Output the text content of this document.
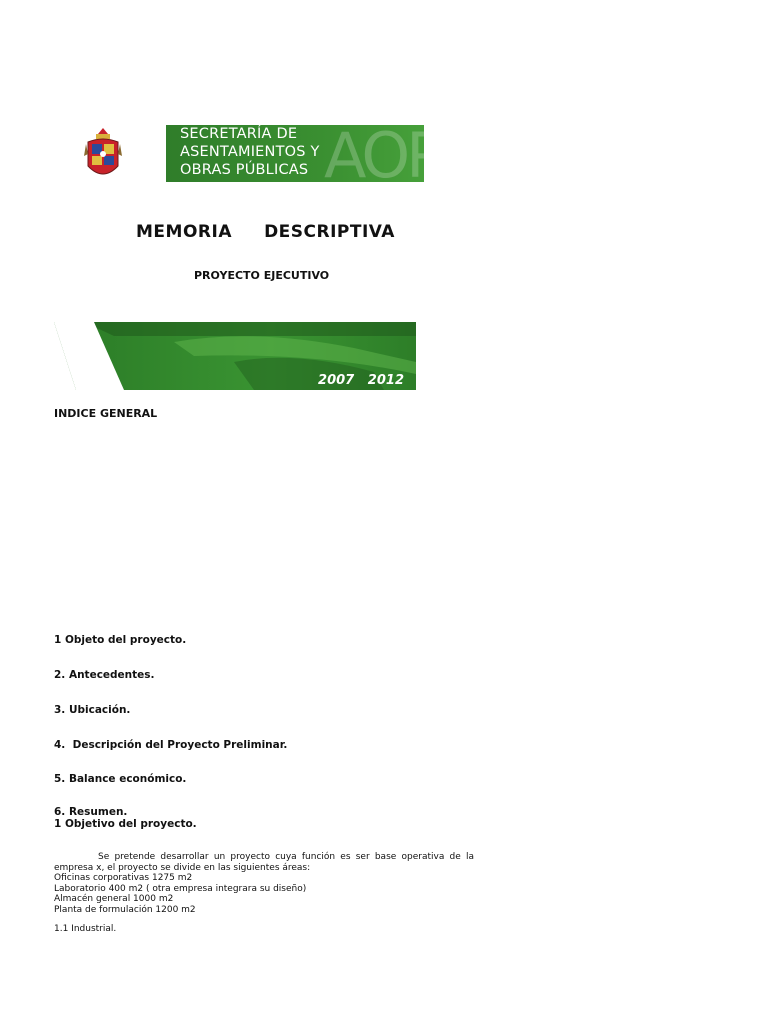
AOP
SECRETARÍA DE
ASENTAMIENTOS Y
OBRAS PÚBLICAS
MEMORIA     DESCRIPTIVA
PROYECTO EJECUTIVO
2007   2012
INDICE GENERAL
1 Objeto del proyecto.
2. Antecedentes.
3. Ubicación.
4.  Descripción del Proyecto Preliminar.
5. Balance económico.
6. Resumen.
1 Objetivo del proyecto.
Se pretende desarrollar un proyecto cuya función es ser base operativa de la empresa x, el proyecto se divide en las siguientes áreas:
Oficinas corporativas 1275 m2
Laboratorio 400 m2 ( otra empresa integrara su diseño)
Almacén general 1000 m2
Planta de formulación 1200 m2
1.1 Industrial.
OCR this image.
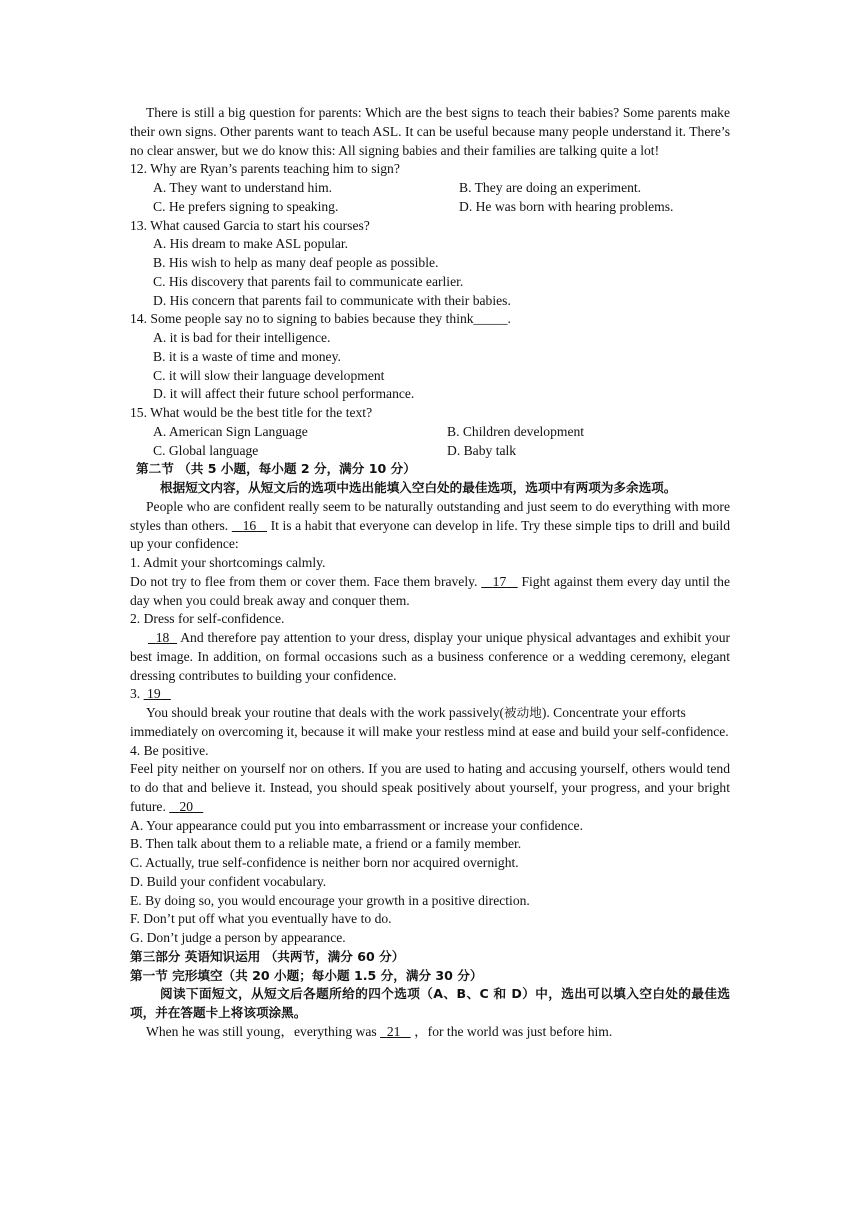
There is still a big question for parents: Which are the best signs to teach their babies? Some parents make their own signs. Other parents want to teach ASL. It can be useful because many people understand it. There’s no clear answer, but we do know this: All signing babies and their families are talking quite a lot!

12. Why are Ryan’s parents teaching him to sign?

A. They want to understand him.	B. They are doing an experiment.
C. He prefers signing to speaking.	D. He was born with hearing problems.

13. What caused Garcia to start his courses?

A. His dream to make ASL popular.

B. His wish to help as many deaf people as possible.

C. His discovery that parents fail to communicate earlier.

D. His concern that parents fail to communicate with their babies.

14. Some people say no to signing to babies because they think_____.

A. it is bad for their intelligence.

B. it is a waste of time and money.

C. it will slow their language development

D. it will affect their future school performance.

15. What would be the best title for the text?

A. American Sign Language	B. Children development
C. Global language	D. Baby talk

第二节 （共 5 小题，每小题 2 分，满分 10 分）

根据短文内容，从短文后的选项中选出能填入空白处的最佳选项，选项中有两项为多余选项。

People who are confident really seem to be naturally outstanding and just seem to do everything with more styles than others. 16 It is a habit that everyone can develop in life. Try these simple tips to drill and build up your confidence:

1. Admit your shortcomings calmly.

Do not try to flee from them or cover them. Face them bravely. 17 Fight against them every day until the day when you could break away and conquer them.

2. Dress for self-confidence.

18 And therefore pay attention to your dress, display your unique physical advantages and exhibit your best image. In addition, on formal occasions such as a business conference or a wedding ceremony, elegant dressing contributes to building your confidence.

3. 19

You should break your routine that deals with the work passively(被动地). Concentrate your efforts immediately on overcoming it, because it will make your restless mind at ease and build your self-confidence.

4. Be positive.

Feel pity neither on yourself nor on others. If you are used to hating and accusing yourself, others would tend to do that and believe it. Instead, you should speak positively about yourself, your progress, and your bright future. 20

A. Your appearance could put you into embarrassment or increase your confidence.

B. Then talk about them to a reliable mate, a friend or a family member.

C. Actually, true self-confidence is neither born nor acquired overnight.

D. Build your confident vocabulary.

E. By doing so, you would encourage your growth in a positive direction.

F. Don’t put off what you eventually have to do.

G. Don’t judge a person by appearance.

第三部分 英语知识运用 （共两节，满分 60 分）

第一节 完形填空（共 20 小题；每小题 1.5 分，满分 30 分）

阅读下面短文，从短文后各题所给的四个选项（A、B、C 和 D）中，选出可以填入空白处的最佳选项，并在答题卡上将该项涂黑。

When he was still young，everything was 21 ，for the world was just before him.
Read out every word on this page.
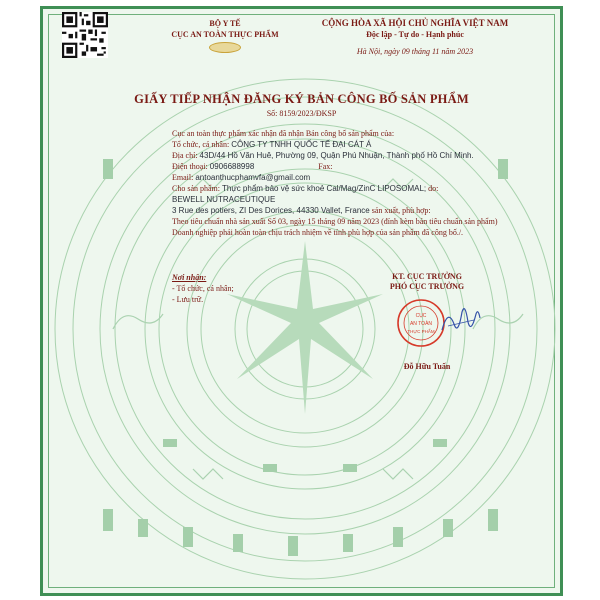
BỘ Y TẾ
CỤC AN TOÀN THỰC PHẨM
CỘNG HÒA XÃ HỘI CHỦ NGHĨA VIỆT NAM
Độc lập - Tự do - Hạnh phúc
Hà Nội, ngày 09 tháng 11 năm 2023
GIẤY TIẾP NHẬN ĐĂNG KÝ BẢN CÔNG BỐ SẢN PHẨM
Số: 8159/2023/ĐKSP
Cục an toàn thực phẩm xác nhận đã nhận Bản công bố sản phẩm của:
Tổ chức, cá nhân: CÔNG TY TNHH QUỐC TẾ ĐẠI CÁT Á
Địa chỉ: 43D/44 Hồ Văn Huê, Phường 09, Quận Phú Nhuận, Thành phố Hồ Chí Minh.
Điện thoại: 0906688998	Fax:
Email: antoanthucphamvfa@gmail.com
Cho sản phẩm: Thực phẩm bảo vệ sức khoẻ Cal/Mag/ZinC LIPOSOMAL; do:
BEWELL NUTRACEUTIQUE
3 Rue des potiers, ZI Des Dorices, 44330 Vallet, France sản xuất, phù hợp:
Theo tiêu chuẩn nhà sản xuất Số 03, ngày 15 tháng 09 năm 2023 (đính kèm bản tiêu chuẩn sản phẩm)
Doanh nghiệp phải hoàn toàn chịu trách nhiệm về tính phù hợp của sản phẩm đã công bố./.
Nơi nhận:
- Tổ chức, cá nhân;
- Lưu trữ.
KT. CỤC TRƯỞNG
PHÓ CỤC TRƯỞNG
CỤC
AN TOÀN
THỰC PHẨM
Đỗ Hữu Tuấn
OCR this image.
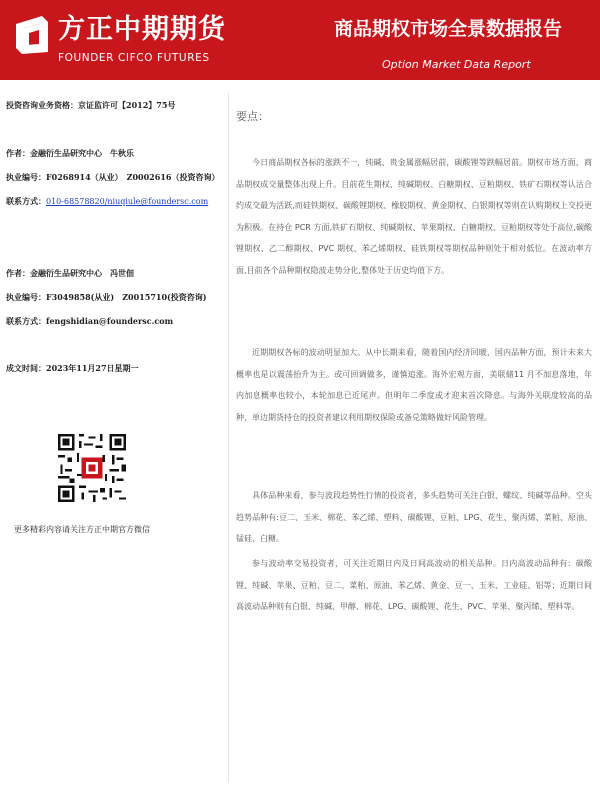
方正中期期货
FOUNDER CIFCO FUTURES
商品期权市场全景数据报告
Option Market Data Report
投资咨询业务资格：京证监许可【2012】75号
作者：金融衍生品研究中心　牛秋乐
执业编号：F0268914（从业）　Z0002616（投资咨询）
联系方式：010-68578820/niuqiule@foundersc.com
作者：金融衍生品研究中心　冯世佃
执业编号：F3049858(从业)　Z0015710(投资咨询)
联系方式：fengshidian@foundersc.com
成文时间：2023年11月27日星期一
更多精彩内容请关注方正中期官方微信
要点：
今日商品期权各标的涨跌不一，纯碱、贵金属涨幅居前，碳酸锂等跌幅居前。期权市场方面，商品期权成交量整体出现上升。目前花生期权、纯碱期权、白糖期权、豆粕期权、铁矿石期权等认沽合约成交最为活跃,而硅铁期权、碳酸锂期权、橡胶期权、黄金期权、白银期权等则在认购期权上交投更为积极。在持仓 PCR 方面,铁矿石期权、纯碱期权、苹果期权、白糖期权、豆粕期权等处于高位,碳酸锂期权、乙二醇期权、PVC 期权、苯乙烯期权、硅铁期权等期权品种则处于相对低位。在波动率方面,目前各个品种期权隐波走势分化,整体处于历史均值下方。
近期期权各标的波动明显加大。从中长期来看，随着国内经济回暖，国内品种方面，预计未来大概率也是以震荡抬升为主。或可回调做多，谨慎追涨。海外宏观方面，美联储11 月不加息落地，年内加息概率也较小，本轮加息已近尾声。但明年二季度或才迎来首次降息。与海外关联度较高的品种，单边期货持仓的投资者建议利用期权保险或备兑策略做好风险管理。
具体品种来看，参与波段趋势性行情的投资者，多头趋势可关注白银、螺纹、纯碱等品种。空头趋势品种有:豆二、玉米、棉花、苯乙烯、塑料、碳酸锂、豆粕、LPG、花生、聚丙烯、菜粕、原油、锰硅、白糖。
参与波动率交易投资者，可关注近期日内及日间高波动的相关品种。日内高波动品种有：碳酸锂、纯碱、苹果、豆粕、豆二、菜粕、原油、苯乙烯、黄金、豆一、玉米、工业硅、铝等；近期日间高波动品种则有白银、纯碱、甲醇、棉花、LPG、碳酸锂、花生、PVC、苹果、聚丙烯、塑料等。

**The exercise**
In the entries above, how many lines contain the word "development"? Answer with the number only.

**Answer for this exercise**
2